**ТЕКСТ:**

====

Tuesday 5 April 2011

О величине мира

Довольно интересное ощущение испытываешь, когда направляешься начинать новую жизнь в город, в котором до этого никогда не был. Аэропорт, семья и друзья остались по ту сторону security check. Хочется надеяться, что и все проблемы вдруг закончившихся двадцати пяти с половиной лет тоже остались там же. Впрочем, о каких проблемах можно говорить, когда все твои вещи помещаются в чемодане и рюкзаке — можно быть мобильным, нигде не задерживаться слишком долго и делать ошибки. Пока что.

− Привет, ничего, если я тут присяду? — обращаюсь я к мужчине, который, как и я, ждёт самолёта у гейта.

− Конечно, без проблем, — сразу же отвечает он. − Кстати, ты первый, кто спросил.

И сразу же делает достаточно сложное выражение лица, говорящее что-то вроде «вот ты меня точно понимаешь, каково это — быть вежливым среди невежливых». Мы осматриваем друг друга чуть внимательнее. Я вижу чернокожего мужчину, по которому возраст читается так же сложно, как и по большинству чернокожих, с дредами и парой серёжек в ушах. Он — заметно невыспавшегося паренька в костюме и овальных очках.

— А ты вообще откуда? — спрашиваю я, понимая, что негр, вдруг оказавшийся в Латвии, вряд ли воспримет этот вопрос очень уж вызывающе.

====

**НАБОР ДАННЫХ:**
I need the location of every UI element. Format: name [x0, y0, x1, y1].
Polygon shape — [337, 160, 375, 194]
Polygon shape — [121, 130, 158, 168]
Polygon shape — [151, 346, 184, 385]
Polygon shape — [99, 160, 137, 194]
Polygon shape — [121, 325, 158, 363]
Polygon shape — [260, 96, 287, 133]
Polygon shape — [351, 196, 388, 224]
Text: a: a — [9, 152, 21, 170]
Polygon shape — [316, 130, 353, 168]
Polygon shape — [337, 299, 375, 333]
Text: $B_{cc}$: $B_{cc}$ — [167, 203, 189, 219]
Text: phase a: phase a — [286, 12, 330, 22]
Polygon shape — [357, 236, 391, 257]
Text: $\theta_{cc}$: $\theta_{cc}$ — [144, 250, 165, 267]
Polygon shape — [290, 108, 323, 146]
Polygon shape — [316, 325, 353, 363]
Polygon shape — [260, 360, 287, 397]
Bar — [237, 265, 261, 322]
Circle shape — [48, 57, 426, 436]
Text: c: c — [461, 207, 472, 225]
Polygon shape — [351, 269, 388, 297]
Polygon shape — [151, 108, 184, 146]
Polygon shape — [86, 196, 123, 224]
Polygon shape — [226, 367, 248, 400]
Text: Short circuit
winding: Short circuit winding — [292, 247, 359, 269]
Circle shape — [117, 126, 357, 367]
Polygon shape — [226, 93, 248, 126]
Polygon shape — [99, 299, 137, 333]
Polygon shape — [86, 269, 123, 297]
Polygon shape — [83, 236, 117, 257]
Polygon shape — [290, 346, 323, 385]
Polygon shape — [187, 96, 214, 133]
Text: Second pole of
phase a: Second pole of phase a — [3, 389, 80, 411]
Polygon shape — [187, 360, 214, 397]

====

**ПОСТАВЛЕННАЯ ЦЕЛЬ 1:** Перескажи короче абзац из текста «О величине мира», который начинается словами «Довольно интересное ощущение испытываешь». Сохрани его главные факты.
**ПОСТАВЛЕННАЯ ЦЕЛЬ 2:** Напиши, что идёт дальше в тексте «О величине мира», начиная сразу после его последней фразы.
Записи взяты из другого источника.

**ИТОГОВЫЙ ОТВЕТ 1:** Когда летишь начинать новую жизнь в городе, где никогда не был, испытываешь интересное чувство. Семья и друзья остались по ту сторону досмотра в аэропорту. Хочется верить, что там же остались и все проблемы прошедших двадцати пяти с половиной лет. Да и о каких проблемах речь, если все вещи помещаются в чемодан и рюкзак. Можно быть мобильным, нигде надолго не задерживаться и ошибаться. Пока что.

**ИТОГОВЫЙ ОТВЕТ 2:**
— Это немножко сложно, знаешь. Вообще, я родился в Белизе, но у меня есть постоянный вид на жительство в Штатах и Великобритании. Будем знакомы.

За этим следует вполне протокольная сцена обмена именами и рукопожатиями.

— Я тебя понимаю, у меня тоже всё немножко сложно — этнически я русский, но родился и прожил всю жизнь здесь, — представляюсь я.

Так уж исторически складывается, что во время практически любой беседы с иностранцем у меня возникает шанс показать свой «инопланетный» паспорт. А иногда складывается даже так, что я этим шансом пользуюсь — как сейчас, например.

— Я знаю, что ты чувствуешь, — говорит мой новый знакомый. — Мне тоже не так-то легко путешествовать. Всякое бывало, представляешь, даю я свои документы таможенникам, а один другому говорит — э, и куда эта обезьяна собралась? Навроде как они между собой говорят, но явно провоцируют, чтобы я что-то сказал в ответ.

— А ты что?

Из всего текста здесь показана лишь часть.